BEGIN Data extract

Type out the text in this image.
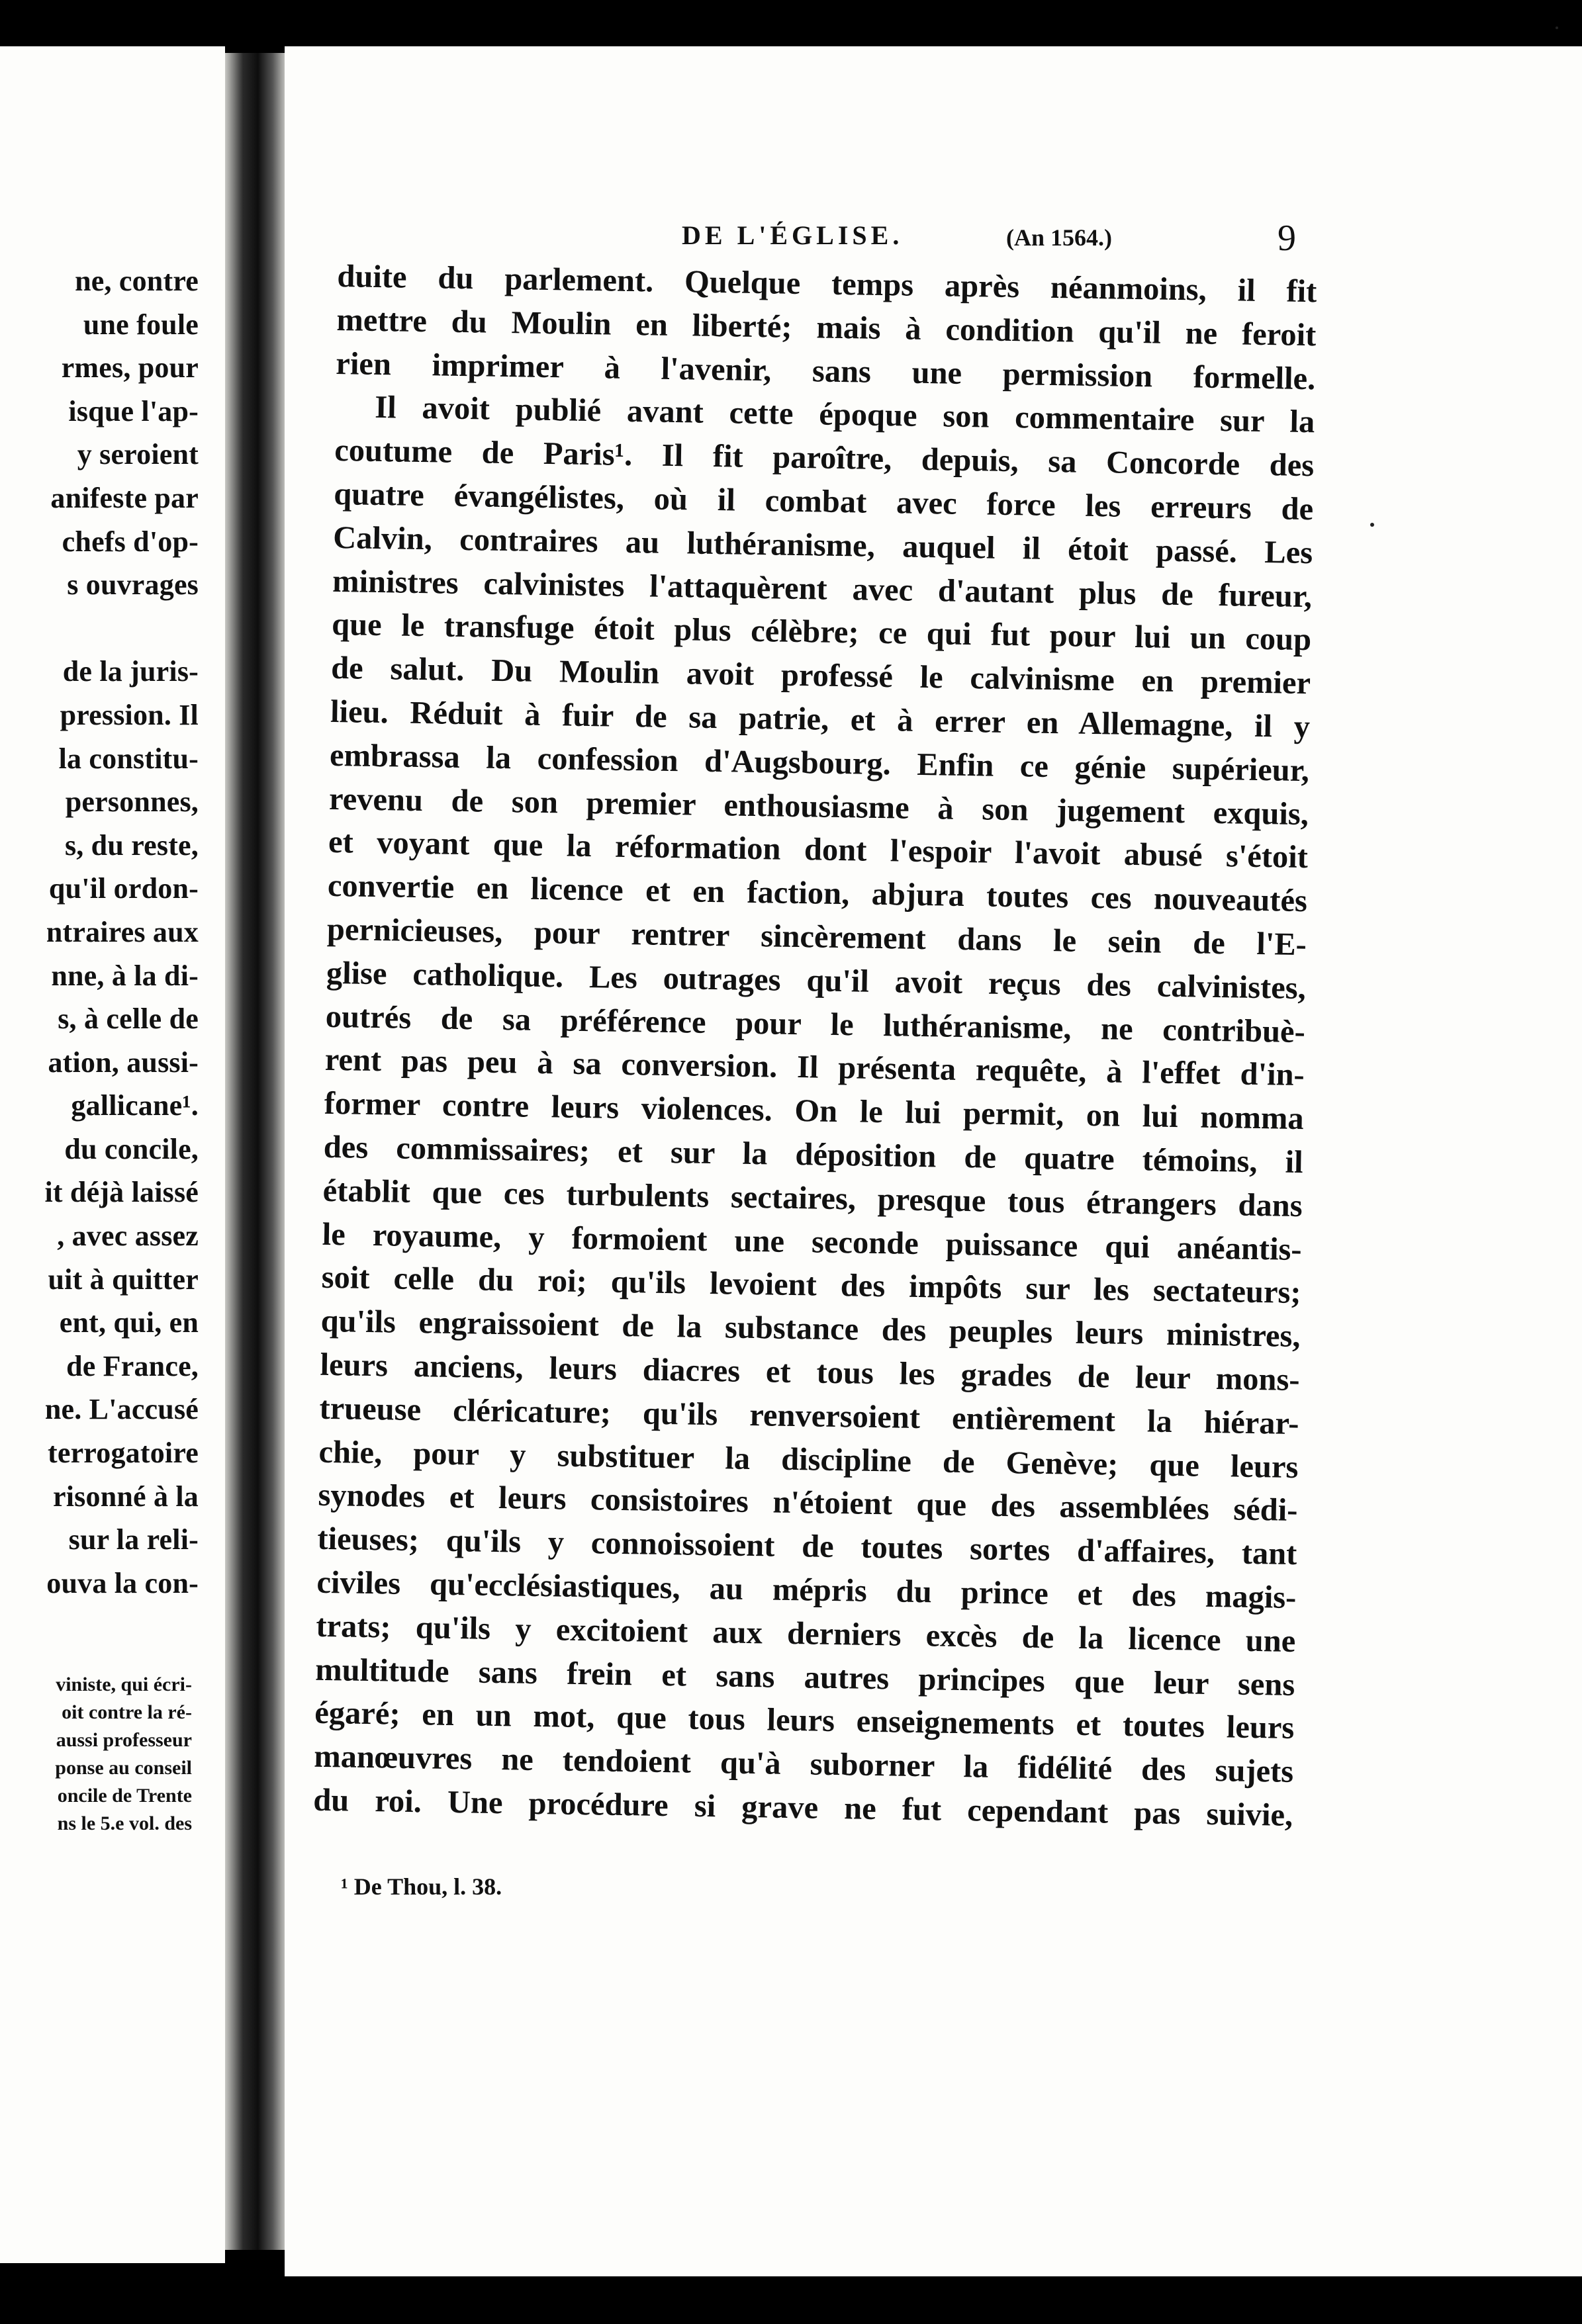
ne, contre
une foule
rmes, pour
isque l'ap-
y seroient
anifeste par
chefs d'op-
s ouvrages
de la juris-
pression. Il
la constitu-
personnes,
s, du reste,
qu'il ordon-
ntraires aux
nne, à la di-
s, à celle de
ation, aussi-
gallicane¹.
du concile,
it déjà laissé
, avec assez
uit à quitter
ent, qui, en
de France,
ne. L'accusé
terrogatoire
risonné à la
sur la reli-
ouva la con-
viniste, qui écri-
oit contre la ré-
aussi professeur
ponse au conseil
oncile de Trente
ns le 5.e vol. des
DE L'ÉGLISE.	(An 1564.)	9
duite du parlement. Quelque temps après néanmoins, il fit
mettre du Moulin en liberté; mais à condition qu'il ne feroit
rien imprimer à l'avenir, sans une permission formelle.
Il avoit publié avant cette époque son commentaire sur la
coutume de Paris¹. Il fit paroître, depuis, sa Concorde des
quatre évangélistes, où il combat avec force les erreurs de
Calvin, contraires au luthéranisme, auquel il étoit passé. Les
ministres calvinistes l'attaquèrent avec d'autant plus de fureur,
que le transfuge étoit plus célèbre; ce qui fut pour lui un coup
de salut. Du Moulin avoit professé le calvinisme en premier
lieu. Réduit à fuir de sa patrie, et à errer en Allemagne, il y
embrassa la confession d'Augsbourg. Enfin ce génie supérieur,
revenu de son premier enthousiasme à son jugement exquis,
et voyant que la réformation dont l'espoir l'avoit abusé s'étoit
convertie en licence et en faction, abjura toutes ces nouveautés
pernicieuses, pour rentrer sincèrement dans le sein de l'E-
glise catholique. Les outrages qu'il avoit reçus des calvinistes,
outrés de sa préférence pour le luthéranisme, ne contribuè-
rent pas peu à sa conversion. Il présenta requête, à l'effet d'in-
former contre leurs violences. On le lui permit, on lui nomma
des commissaires; et sur la déposition de quatre témoins, il
établit que ces turbulents sectaires, presque tous étrangers dans
le royaume, y formoient une seconde puissance qui anéantis-
soit celle du roi; qu'ils levoient des impôts sur les sectateurs;
qu'ils engraissoient de la substance des peuples leurs ministres,
leurs anciens, leurs diacres et tous les grades de leur mons-
trueuse cléricature; qu'ils renversoient entièrement la hiérar-
chie, pour y substituer la discipline de Genève; que leurs
synodes et leurs consistoires n'étoient que des assemblées sédi-
tieuses; qu'ils y connoissoient de toutes sortes d'affaires, tant
civiles qu'ecclésiastiques, au mépris du prince et des magis-
trats; qu'ils y excitoient aux derniers excès de la licence une
multitude sans frein et sans autres principes que leur sens
égaré; en un mot, que tous leurs enseignements et toutes leurs
manœuvres ne tendoient qu'à suborner la fidélité des sujets
du roi. Une procédure si grave ne fut cependant pas suivie,
¹ De Thou, l. 38.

END Data extract

Short exercise: Look through the material above and work out how many of its lines contain "toutes". State the number only.

Exercise output: 3